**THE EXERCISE:** Copy everything in the data from the line that contains "bottom-bar-divider — [0, 1378, 720, 1379]" down to the line that contains "post-like-button[interactable]: 3 —", both lines included, and keep every character unchanged.

[Start of TASK INPUTS]

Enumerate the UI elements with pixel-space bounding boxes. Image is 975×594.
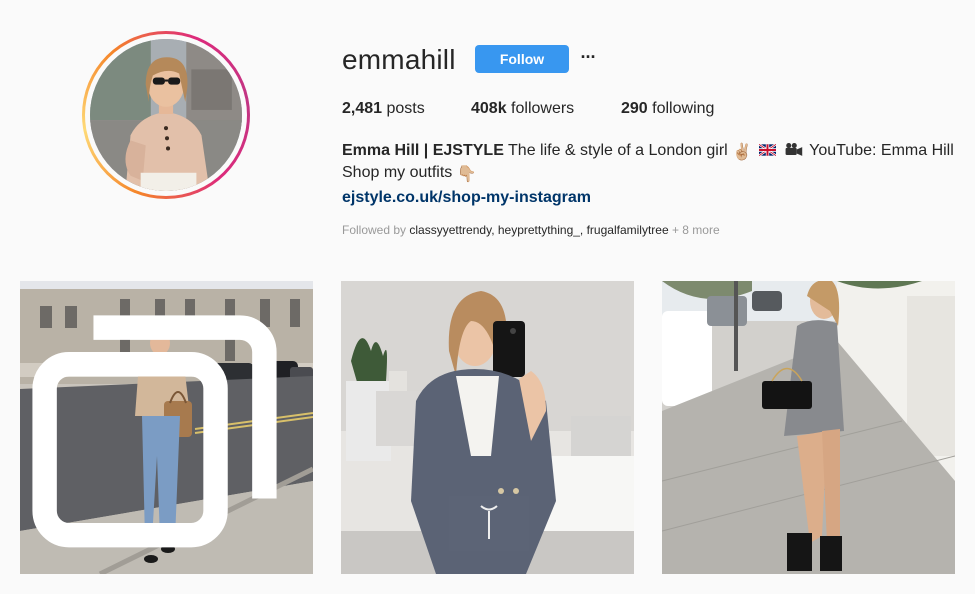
uk-flag-icon (758, 144, 776, 156)
followed-by[interactable]: Followed by classyyettrendy, heyprettyth… (342, 222, 720, 238)
followed-by-user[interactable]: heyprettything_ (498, 223, 580, 237)
following-count: 290 (621, 100, 648, 117)
movie-camera-icon (785, 143, 803, 156)
posts-count: 2,481 (342, 100, 383, 117)
follow-button[interactable]: Follow (475, 45, 569, 73)
stat-posts: 2,481 posts (342, 99, 425, 119)
followed-by-separator: , (491, 223, 498, 237)
post-thumbnail[interactable] (341, 281, 634, 574)
pointing-down-icon: 👇🏼 (456, 166, 477, 183)
profile-avatar-border (85, 34, 247, 196)
posts-label: posts (386, 100, 425, 117)
profile-avatar[interactable] (90, 39, 242, 191)
avatar-image (90, 39, 242, 191)
following-label: following (652, 100, 715, 117)
followed-by-prefix: Followed by (342, 223, 410, 237)
bio-website-link[interactable]: ejstyle.co.uk/shop-my-instagram (342, 187, 591, 208)
bio-shop-text: Shop my outfits (342, 164, 457, 181)
more-options-button[interactable]: ··· (578, 44, 598, 72)
bio-shop-line: Shop my outfits 👇🏼 (342, 162, 477, 185)
victory-hand-icon: ✌🏼 (732, 144, 753, 161)
followed-by-user[interactable]: frugalfamilytree (587, 223, 669, 237)
bio-tagline: The life & style of a London girl (503, 142, 733, 159)
post-image (341, 281, 634, 574)
post-image (662, 281, 955, 574)
followers-count: 408k (471, 100, 507, 117)
followed-by-separator: , (579, 223, 587, 237)
profile-username: emmahill (342, 44, 456, 75)
followed-by-user[interactable]: classyyettrendy (409, 223, 491, 237)
bio-youtube: YouTube: Emma Hill (804, 142, 954, 159)
profile-bio: Emma Hill | EJSTYLE The life & style of … (342, 140, 972, 163)
followed-by-more[interactable]: + 8 more (669, 223, 720, 237)
post-thumbnail[interactable] (662, 281, 955, 574)
profile-avatar-ring[interactable] (82, 31, 250, 199)
stat-followers-link[interactable]: 408k followers (471, 99, 574, 119)
stat-following-link[interactable]: 290 following (621, 99, 714, 119)
profile-full-name: Emma Hill | EJSTYLE (342, 142, 504, 159)
post-thumbnail[interactable] (20, 281, 313, 574)
followers-label: followers (511, 100, 575, 117)
multiple-photos-icon (32, 315, 277, 548)
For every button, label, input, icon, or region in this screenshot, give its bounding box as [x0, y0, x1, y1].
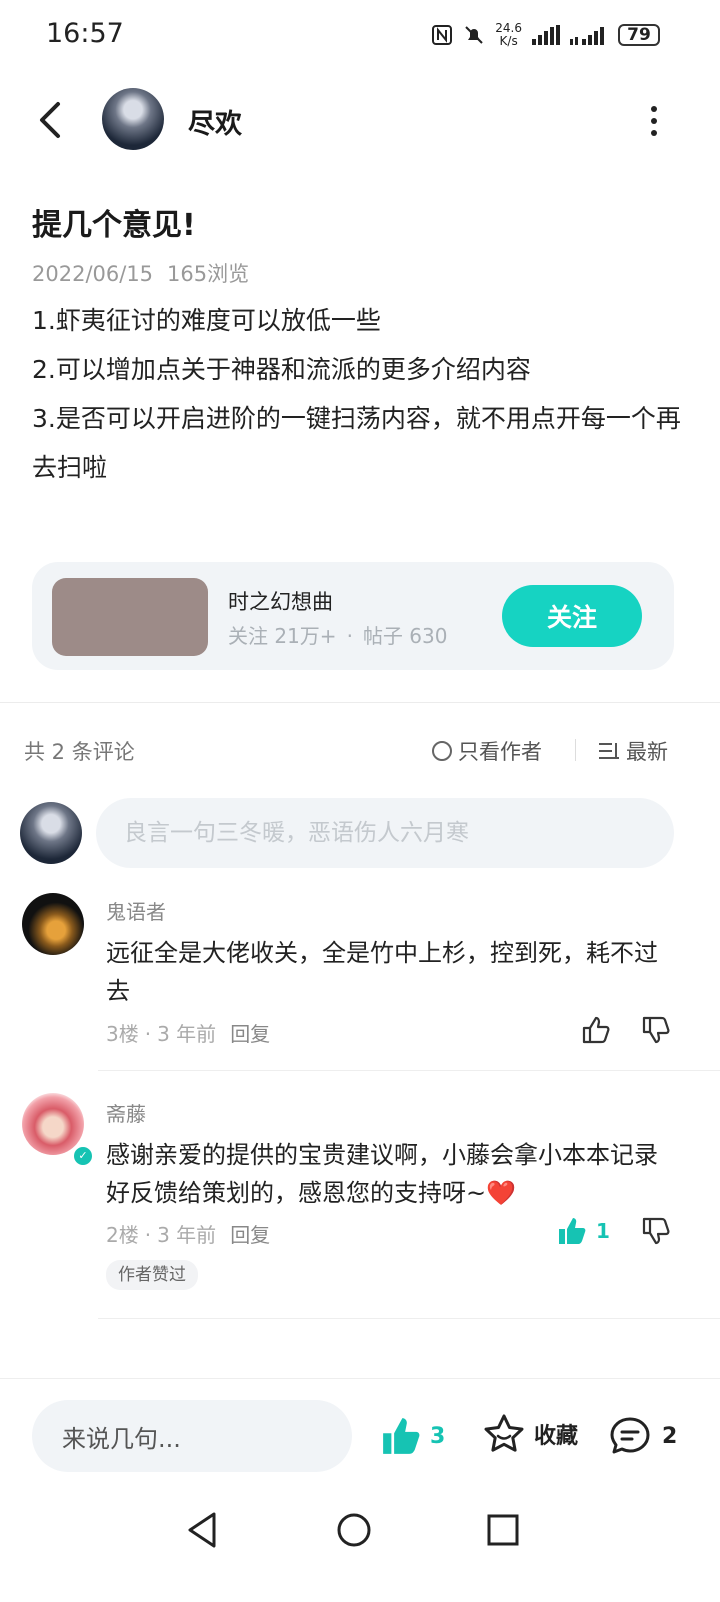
bottom-bar-divider — [0, 1378, 720, 1379]
author-name[interactable]: 尽欢 — [188, 102, 242, 141]
more-options-icon[interactable] — [648, 106, 660, 136]
nav-recent-apps-icon[interactable] — [486, 1510, 520, 1550]
comment-divider — [98, 1318, 720, 1319]
signal-icon-2 — [570, 27, 604, 45]
comments-count: 共 2 条评论 — [24, 740, 135, 764]
status-time: 16:57 — [46, 18, 124, 49]
comment-input[interactable] — [96, 798, 674, 868]
comment-floor: 2楼 — [106, 1223, 139, 1247]
say-something-input[interactable]: 来说几句... — [32, 1400, 352, 1472]
nav-home-icon[interactable] — [336, 1510, 372, 1550]
only-author-label[interactable]: 只看作者 — [458, 736, 542, 766]
post-like-button[interactable]: 3 — [378, 1414, 445, 1458]
thumbs-down-icon[interactable] — [640, 1215, 672, 1247]
comment-meta: 2楼 · 3 年前 回复 — [106, 1219, 270, 1248]
section-divider — [0, 702, 720, 703]
only-author-toggle[interactable]: 只看作者 — [432, 736, 542, 766]
comment-divider — [98, 1070, 720, 1071]
star-icon[interactable] — [482, 1412, 526, 1456]
game-followers: 关注 21万+ — [228, 624, 337, 648]
post-date: 2022/06/15 — [32, 262, 154, 286]
follow-button[interactable]: 关注 — [502, 585, 642, 647]
nfc-icon — [432, 25, 453, 45]
meta-separator: · — [144, 1022, 152, 1046]
thumbs-up-filled-icon[interactable] — [556, 1215, 588, 1247]
comment-text: 感谢亲爱的提供的宝贵建议啊，小藤会拿小本本记录好反馈给策划的，感恩您的支持呀~❤… — [106, 1141, 658, 1207]
sort-label[interactable]: 最新 — [626, 736, 668, 766]
net-speed-unit: K/s — [499, 34, 518, 48]
sort-icon[interactable] — [598, 741, 620, 761]
comment-floor: 3楼 — [106, 1022, 139, 1046]
meta-separator: · — [144, 1223, 152, 1247]
thumbs-down-icon[interactable] — [640, 1014, 672, 1046]
author-avatar[interactable] — [102, 88, 164, 150]
post-title: 提几个意见! — [32, 208, 196, 243]
signal-icon — [532, 25, 560, 45]
comment-meta: 3楼 · 3 年前 回复 — [106, 1018, 270, 1047]
game-posts: 帖子 630 — [362, 624, 448, 648]
favorite-button[interactable]: 收藏 — [482, 1412, 578, 1456]
comment-time: 3 年前 — [157, 1022, 217, 1046]
game-thumbnail[interactable] — [52, 578, 208, 656]
thumbs-up-filled-icon[interactable] — [378, 1414, 424, 1458]
radio-circle-icon[interactable] — [432, 741, 452, 761]
mute-icon — [465, 26, 483, 44]
verified-badge-icon: ✓ — [72, 1145, 94, 1167]
commenter-avatar[interactable] — [22, 1093, 84, 1155]
comment-time: 3 年前 — [157, 1223, 217, 1247]
reply-button[interactable]: 回复 — [230, 1223, 270, 1247]
commenter-name[interactable]: 鬼语者 — [106, 896, 166, 925]
game-stats: 关注 21万+ · 帖子 630 — [228, 620, 447, 649]
comment-count: 2 — [662, 1423, 678, 1449]
comment-button[interactable]: 2 — [608, 1414, 677, 1458]
like-count: 1 — [596, 1219, 610, 1243]
like-button[interactable]: 1 — [556, 1215, 610, 1247]
commenter-avatar[interactable] — [22, 893, 84, 955]
post-line: 2.可以增加点关于神器和流派的更多介绍内容 — [32, 355, 531, 384]
game-name: 时之幻想曲 — [228, 590, 333, 614]
my-avatar — [20, 802, 82, 864]
comment-text: 远征全是大佬收关，全是竹中上杉，控到死，耗不过去 — [106, 939, 658, 1005]
post-views: 165浏览 — [167, 262, 250, 286]
stats-separator: · — [346, 624, 353, 648]
game-card[interactable]: 时之幻想曲 关注 21万+ · 帖子 630 关注 — [32, 562, 674, 670]
author-liked-badge: 作者赞过 — [106, 1260, 198, 1290]
back-arrow-icon[interactable] — [36, 100, 66, 140]
commenter-name[interactable]: 斋藤 — [106, 1098, 146, 1127]
filter-separator — [575, 739, 576, 761]
post-line: 3.是否可以开启进阶的一键扫荡内容，就不用点开每一个再去扫啦 — [32, 404, 681, 482]
net-speed: 24.6 K/s — [495, 22, 522, 48]
status-icons: 24.6 K/s 79 — [431, 22, 660, 48]
favorite-label[interactable]: 收藏 — [534, 1418, 578, 1450]
nav-back-icon[interactable] — [186, 1510, 220, 1550]
battery-icon: 79 — [618, 24, 660, 46]
post-meta: 2022/06/15 165浏览 — [32, 258, 249, 288]
thumbs-up-icon[interactable] — [580, 1014, 612, 1046]
post-like-count: 3 — [430, 1423, 446, 1449]
comment-bubble-icon[interactable] — [608, 1414, 652, 1458]
post-line: 1.虾夷征讨的难度可以放低一些 — [32, 306, 381, 335]
post-body: 1.虾夷征讨的难度可以放低一些 2.可以增加点关于神器和流派的更多介绍内容 3.… — [32, 296, 682, 492]
sort-toggle[interactable]: 最新 — [598, 736, 668, 766]
reply-button[interactable]: 回复 — [230, 1022, 270, 1046]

[End of TASK INPUTS]

**REPLY:**
bottom-bar-divider — [0, 1378, 720, 1379]
author-name[interactable]: 尽欢 — [188, 102, 242, 141]
more-options-icon[interactable] — [648, 106, 660, 136]
nav-recent-apps-icon[interactable] — [486, 1510, 520, 1550]
comment-divider — [98, 1318, 720, 1319]
signal-icon-2 — [570, 27, 604, 45]
comments-count: 共 2 条评论 — [24, 740, 135, 764]
status-time: 16:57 — [46, 18, 124, 49]
comment-input[interactable] — [96, 798, 674, 868]
comment-floor: 2楼 — [106, 1223, 139, 1247]
say-something-input[interactable]: 来说几句... — [32, 1400, 352, 1472]
nav-home-icon[interactable] — [336, 1510, 372, 1550]
only-author-label[interactable]: 只看作者 — [458, 736, 542, 766]
post-like-button[interactable]: 3 — [378, 1414, 445, 1458]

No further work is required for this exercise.